Exercise directions:
Every line of the data that contains the string "SUPINO" must be copied.
§
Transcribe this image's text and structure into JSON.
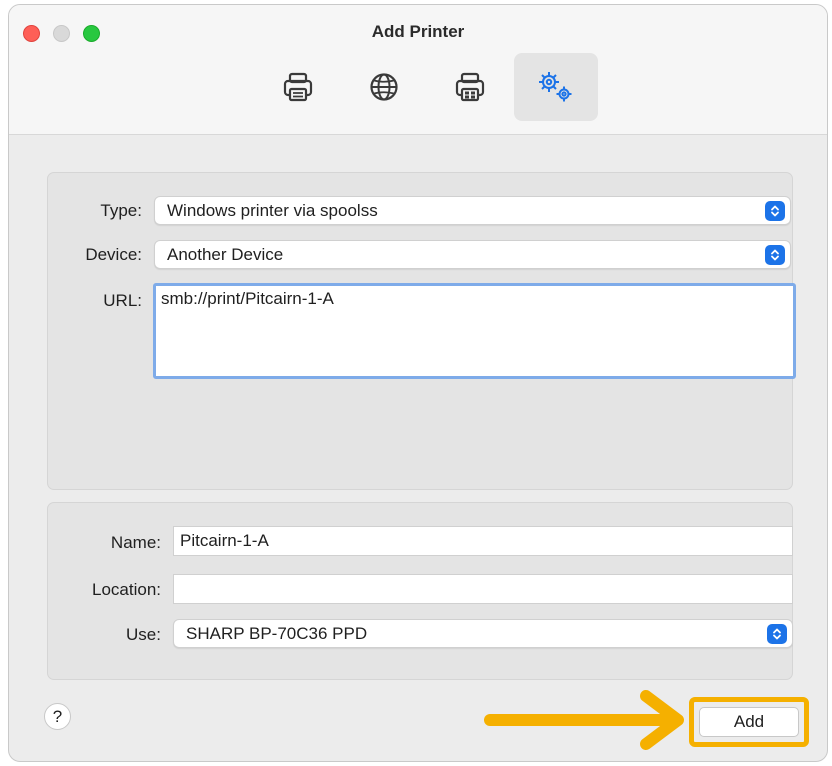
{
  "window": {
    "title": "Add Printer"
  },
  "toolbar": {
    "buttons": [
      {
        "icon": "printer-icon",
        "selected": false
      },
      {
        "icon": "globe-icon",
        "selected": false
      },
      {
        "icon": "windows-printer-icon",
        "selected": false
      },
      {
        "icon": "advanced-gears-icon",
        "selected": true
      }
    ]
  },
  "connection": {
    "type_label": "Type:",
    "type_value": "Windows printer via spoolss",
    "device_label": "Device:",
    "device_value": "Another Device",
    "url_label": "URL:",
    "url_value": "smb://print/Pitcairn-1-A"
  },
  "printer": {
    "name_label": "Name:",
    "name_value": "Pitcairn-1-A",
    "location_label": "Location:",
    "location_value": "",
    "use_label": "Use:",
    "use_value": "SHARP BP-70C36 PPD"
  },
  "footer": {
    "help_label": "?",
    "add_label": "Add"
  },
  "colors": {
    "accent": "#1c73e8",
    "annotation": "#f5b000",
    "focus_ring": "#7eabe9"
  }
}
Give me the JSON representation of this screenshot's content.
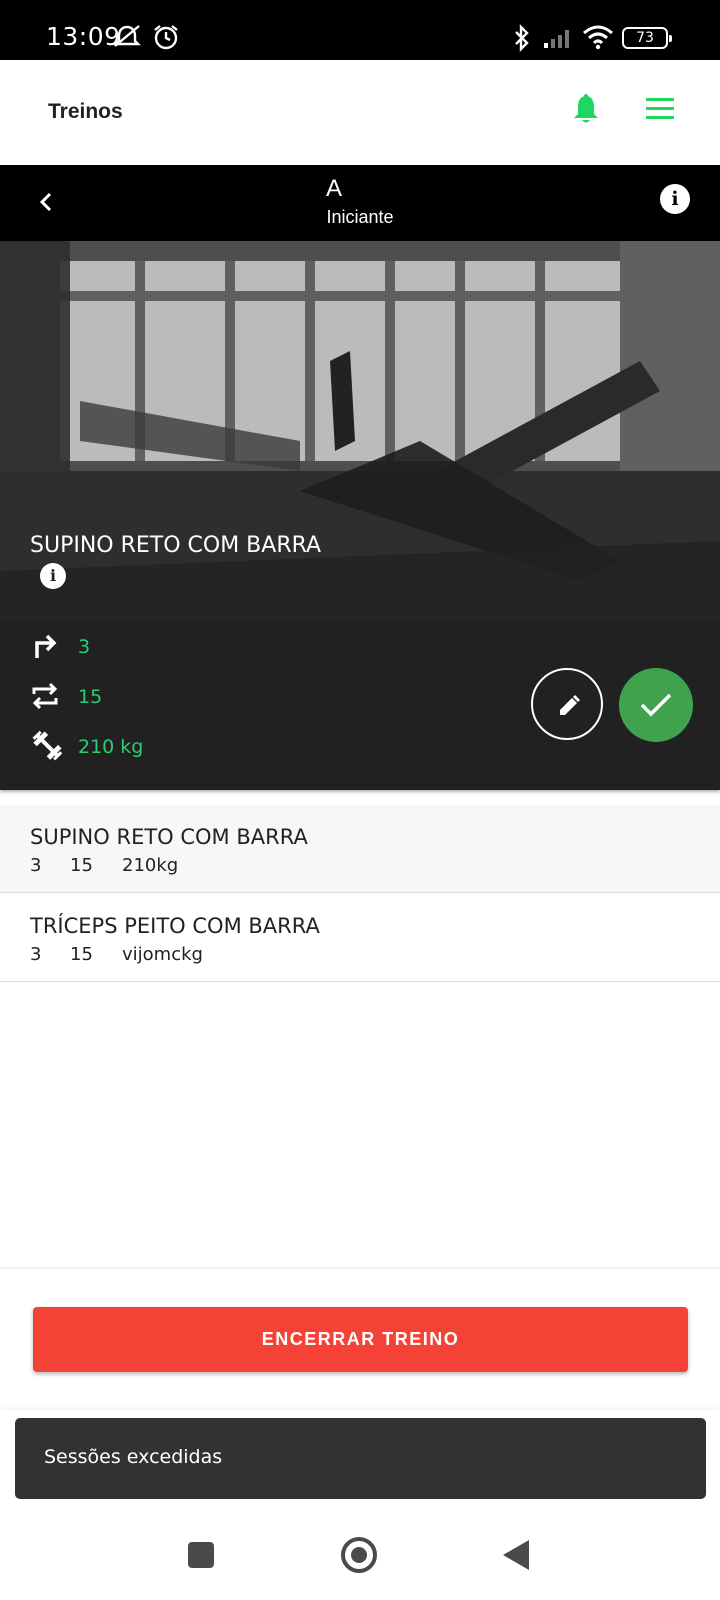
{
  "status_bar": {
    "time": "13:09",
    "battery": "73"
  },
  "app_bar": {
    "title": "Treinos"
  },
  "workout": {
    "name": "A",
    "level": "Iniciante"
  },
  "current_exercise": {
    "name": "SUPINO RETO COM BARRA",
    "sets": "3",
    "reps": "15",
    "weight": "210 kg"
  },
  "exercises": [
    {
      "name": "SUPINO RETO COM BARRA",
      "sets": "3",
      "reps": "15",
      "weight": "210kg"
    },
    {
      "name": "TRÍCEPS PEITO COM BARRA",
      "sets": "3",
      "reps": "15",
      "weight": "vijomckg"
    }
  ],
  "end_button": {
    "label": "ENCERRAR TREINO"
  },
  "snackbar": {
    "message": "Sessões excedidas"
  },
  "colors": {
    "accent": "#2ecc71",
    "danger": "#f44336",
    "success": "#3fa34d",
    "header": "#000000",
    "panel": "#212121"
  },
  "icons": [
    "bell-icon",
    "menu-icon",
    "back-arrow-icon",
    "info-icon",
    "sets-icon",
    "reps-icon",
    "weight-icon",
    "edit-icon",
    "check-icon"
  ]
}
§
Worked solution:
    "name": "SUPINO RETO COM BARRA",
      "name": "SUPINO RETO COM BARRA",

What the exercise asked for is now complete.